#### CHALLENGE
Omit all pictures, then retype the data exactly as given.
○ ○ ○ ○
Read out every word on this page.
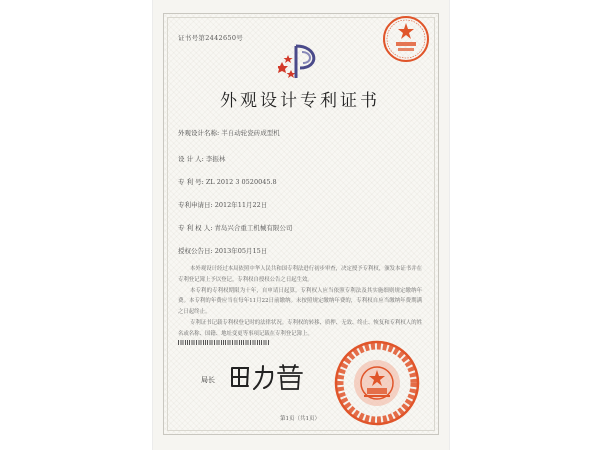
证书号第2442650号
外观设计专利证书
外观设计名称: 半自动轮瓷砖成型机
设 计 人: 李振林
专 利 号: ZL 2012 3 0520045.8
专利申请日: 2012年11月22日
专 利 权 人: 青岛兴合重工机械有限公司
授权公告日: 2013年05月15日

本外观设计经过本局依照中华人民共和国专利法进行初步审查，决定授予专利权，颁发本证书并在专利登记簿上予以登记。专利权自授权公告之日起生效。

本专利的专利权期限为十年，自申请日起算。专利权人应当依照专利法及其实施细则规定缴纳年费。本专利的年费应当在每年11月22日前缴纳。未按照规定缴纳年费的，专利权自应当缴纳年费期满之日起终止。

专利证书记载专利权登记时的法律状况。专利权的转移、质押、无效、终止、恢复和专利权人的姓名或名称、国籍、地址变更等事项记载在专利登记簿上。

局长
第1页（共1页）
○ ○ ○ ○
#### THE REPLY
Read out every word on this page.
证书号第2442650号
外观设计专利证书
外观设计名称: 半自动轮瓷砖成型机
设 计 人: 李振林
专 利 号: ZL 2012 3 0520045.8
专利申请日: 2012年11月22日
专 利 权 人: 青岛兴合重工机械有限公司
授权公告日: 2013年05月15日

本外观设计经过本局依照中华人民共和国专利法进行初步审查，决定授予专利权，颁发本证书并在专利登记簿上予以登记。专利权自授权公告之日起生效。

本专利的专利权期限为十年，自申请日起算。专利权人应当依照专利法及其实施细则规定缴纳年费。本专利的年费应当在每年11月22日前缴纳。未按照规定缴纳年费的，专利权自应当缴纳年费期满之日起终止。

专利证书记载专利权登记时的法律状况。专利权的转移、质押、无效、终止、恢复和专利权人的姓名或名称、国籍、地址变更等事项记载在专利登记簿上。

局长
第1页（共1页）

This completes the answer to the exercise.